* **Problem details**: Separate out the lines that hold "label".

* **Records**:
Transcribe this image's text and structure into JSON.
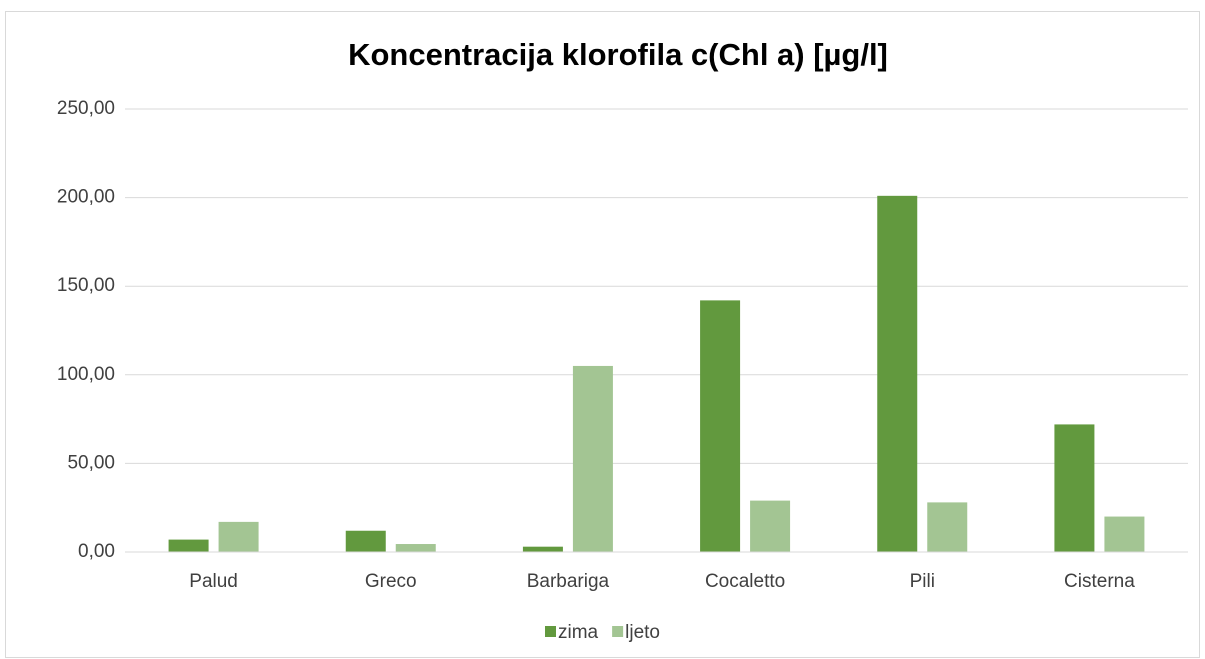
{
  "chart_data": {
    "type": "bar",
    "title": "Koncentracija klorofila c(Chl a) [µg/l]",
    "categories": [
      "Palud",
      "Greco",
      "Barbariga",
      "Cocaletto",
      "Pili",
      "Cisterna"
    ],
    "series": [
      {
        "name": "zima",
        "color": "#62993e",
        "values": [
          7,
          12,
          3,
          142,
          201,
          72
        ]
      },
      {
        "name": "ljeto",
        "color": "#a3c593",
        "values": [
          17,
          4.5,
          105,
          29,
          28,
          20
        ]
      }
    ],
    "ylim": [
      0,
      250
    ],
    "yticks": [
      {
        "value": 0,
        "label": "0,00"
      },
      {
        "value": 50,
        "label": "50,00"
      },
      {
        "value": 100,
        "label": "100,00"
      },
      {
        "value": 150,
        "label": "150,00"
      },
      {
        "value": 200,
        "label": "200,00"
      },
      {
        "value": 250,
        "label": "250,00"
      }
    ],
    "grid": true,
    "legend": "bottom"
  }
}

* **Correct response**:
        "label": "0,00"
        "label": "50,00"
        "label": "100,00"
        "label": "150,00"
        "label": "200,00"
        "label": "250,00"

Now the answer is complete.